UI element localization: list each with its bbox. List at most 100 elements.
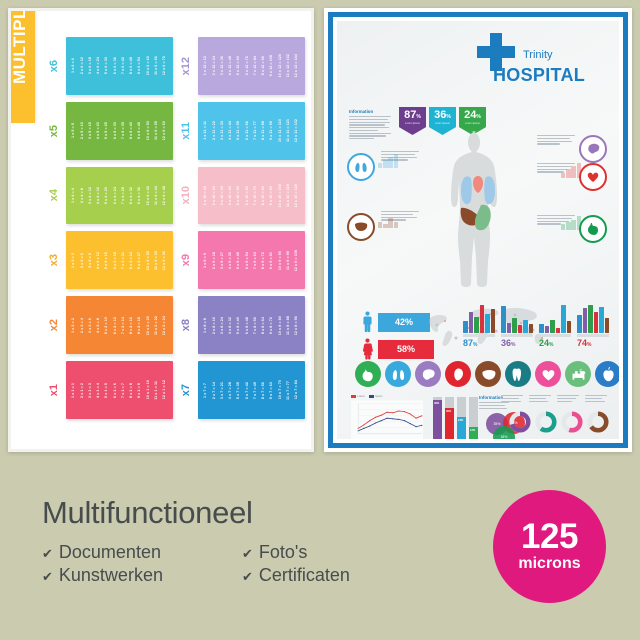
kidney-icon[interactable] bbox=[445, 361, 471, 387]
multiplication-block-x12[interactable]: x12 1 x 12 = 12 2 x 12 = 24 3 x 12 = 36 4 x … bbox=[180, 37, 305, 95]
bar-label: 24% bbox=[458, 419, 464, 423]
equation: 8 x 10 = 80 bbox=[261, 185, 266, 206]
equation: 7 x 1 = 7 bbox=[120, 382, 125, 398]
equation: 1 x 5 = 5 bbox=[71, 123, 76, 139]
equation: 8 x 2 = 16 bbox=[129, 316, 134, 334]
bar bbox=[523, 320, 528, 333]
stat-caption: Lorem ipsum bbox=[435, 122, 450, 125]
equation: 6 x 8 = 48 bbox=[244, 316, 249, 334]
apple-icon[interactable] bbox=[595, 361, 619, 387]
equation: 11 x 2 = 22 bbox=[153, 315, 158, 335]
equation: 5 x 10 = 50 bbox=[236, 185, 241, 206]
equation: 6 x 5 = 30 bbox=[112, 122, 117, 140]
equation: 3 x 5 = 15 bbox=[87, 122, 92, 140]
stomach-icon[interactable] bbox=[355, 361, 381, 387]
equation: 8 x 1 = 8 bbox=[129, 382, 134, 398]
brain-icon[interactable] bbox=[579, 135, 607, 163]
equation: 11 x 12 = 132 bbox=[285, 54, 290, 78]
equation: 11 x 11 = 121 bbox=[285, 119, 290, 143]
bar bbox=[561, 304, 566, 333]
bar bbox=[463, 321, 468, 333]
information-box-title: Information bbox=[349, 109, 374, 114]
bottom-information-title: Information bbox=[479, 395, 504, 400]
equation: 3 x 8 = 24 bbox=[219, 316, 224, 334]
equation: 4 x 8 = 32 bbox=[228, 316, 233, 334]
equation: 9 x 8 = 72 bbox=[269, 316, 274, 334]
equation: 6 x 3 = 18 bbox=[112, 251, 117, 269]
feature-item: ✔ Certificaten bbox=[242, 565, 350, 586]
legend-swatch bbox=[351, 395, 356, 398]
callout-liver bbox=[381, 211, 419, 221]
bar bbox=[506, 322, 511, 333]
equation: 7 x 6 = 42 bbox=[120, 57, 125, 75]
brain-icon[interactable] bbox=[415, 361, 441, 387]
bar-stack bbox=[539, 303, 571, 333]
check-icon: ✔ bbox=[42, 546, 53, 561]
liver-icon[interactable] bbox=[475, 361, 501, 387]
equation: 5 x 12 = 60 bbox=[236, 56, 241, 76]
multiplication-block-x10[interactable]: x10 1 x 10 = 10 2 x 10 = 20 3 x 10 = 30 4 x … bbox=[180, 166, 305, 225]
equation: 10 x 7 = 70 bbox=[277, 380, 282, 400]
bar bbox=[582, 307, 587, 333]
heart-icon[interactable] bbox=[535, 361, 561, 387]
equation: 6 x 7 = 42 bbox=[244, 381, 249, 399]
equation-list: 1 x 10 = 10 2 x 10 = 20 3 x 10 = 30 4 x 10 … bbox=[202, 170, 301, 222]
equation: 1 x 6 = 6 bbox=[71, 58, 76, 74]
stomach-icon[interactable] bbox=[579, 215, 607, 243]
multiplication-banner-label: MULTIPLICATION bbox=[10, 8, 29, 85]
tooth-icon[interactable] bbox=[505, 361, 531, 387]
equation: 6 x 2 = 12 bbox=[112, 316, 117, 334]
equation: 10 x 10 = 100 bbox=[277, 183, 282, 208]
equation: 10 x 8 = 80 bbox=[277, 315, 282, 335]
lungs-icon[interactable] bbox=[385, 361, 411, 387]
bed-icon[interactable]: Z bbox=[565, 361, 591, 387]
equation: 10 x 5 = 50 bbox=[145, 121, 150, 141]
bar-group-percent: 87% bbox=[463, 338, 478, 348]
heart-icon[interactable] bbox=[579, 163, 607, 191]
equation: 4 x 12 = 48 bbox=[228, 56, 233, 76]
feature-item: ✔ Documenten bbox=[42, 542, 187, 563]
equation: 2 x 6 = 12 bbox=[79, 57, 84, 75]
equation: 11 x 5 = 55 bbox=[153, 121, 158, 141]
equation: 1 x 11 = 11 bbox=[203, 121, 208, 141]
bar-fill: 12% bbox=[469, 427, 478, 439]
equation: 2 x 12 = 24 bbox=[211, 56, 216, 76]
multiplication-label-x3: x3 bbox=[48, 254, 60, 267]
thickness-badge: 125 microns bbox=[493, 490, 606, 603]
equation: 11 x 3 = 33 bbox=[153, 250, 158, 270]
health-icon-row: Z bbox=[355, 361, 619, 387]
equation: 3 x 7 = 21 bbox=[219, 381, 224, 399]
equation: 5 x 3 = 15 bbox=[104, 251, 109, 269]
bar bbox=[539, 324, 544, 333]
hospital-infographic-poster[interactable]: Trinity HOSPITAL Information 87% Lorem bbox=[324, 8, 632, 452]
equation: 6 x 12 = 72 bbox=[244, 56, 249, 76]
bar-baseline bbox=[577, 334, 609, 337]
equation: 11 x 6 = 66 bbox=[153, 56, 158, 76]
equation: 7 x 2 = 14 bbox=[120, 316, 125, 334]
multiplication-label-x6: x6 bbox=[48, 59, 60, 73]
hospital-sub-name: Trinity bbox=[523, 49, 553, 61]
equation: 4 x 10 = 40 bbox=[228, 185, 233, 206]
thickness-value: 125 bbox=[521, 517, 578, 557]
lungs-icon[interactable] bbox=[347, 153, 375, 181]
liver-icon[interactable] bbox=[347, 213, 375, 241]
multiplication-block-x11[interactable]: x11 1 x 11 = 11 2 x 11 = 22 3 x 11 = 33 4 x … bbox=[180, 101, 305, 160]
equation: 11 x 9 = 99 bbox=[285, 250, 290, 270]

________________________________________

Problem to work on: Reproduce verbatim the stretch of the data from the line containing "kidney-icon[interactable] bbox=[445, 361, 471, 387]" through the line containing "equation: 6 x 8", including both of those lines.

Output below:
kidney-icon[interactable] bbox=[445, 361, 471, 387]
multiplication-block-x12[interactable]: x12 1 x 12 = 12 2 x 12 = 24 3 x 12 = 36 4 x … bbox=[180, 37, 305, 95]
bar-label: 24% bbox=[458, 419, 464, 423]
equation: 8 x 10 = 80 bbox=[261, 185, 266, 206]
equation: 7 x 1 = 7 bbox=[120, 382, 125, 398]
equation: 1 x 5 = 5 bbox=[71, 123, 76, 139]
equation: 8 x 2 = 16 bbox=[129, 316, 134, 334]
bar bbox=[523, 320, 528, 333]
stat-caption: Lorem ipsum bbox=[435, 122, 450, 125]
equation: 6 x 8 = 48 bbox=[244, 316, 249, 334]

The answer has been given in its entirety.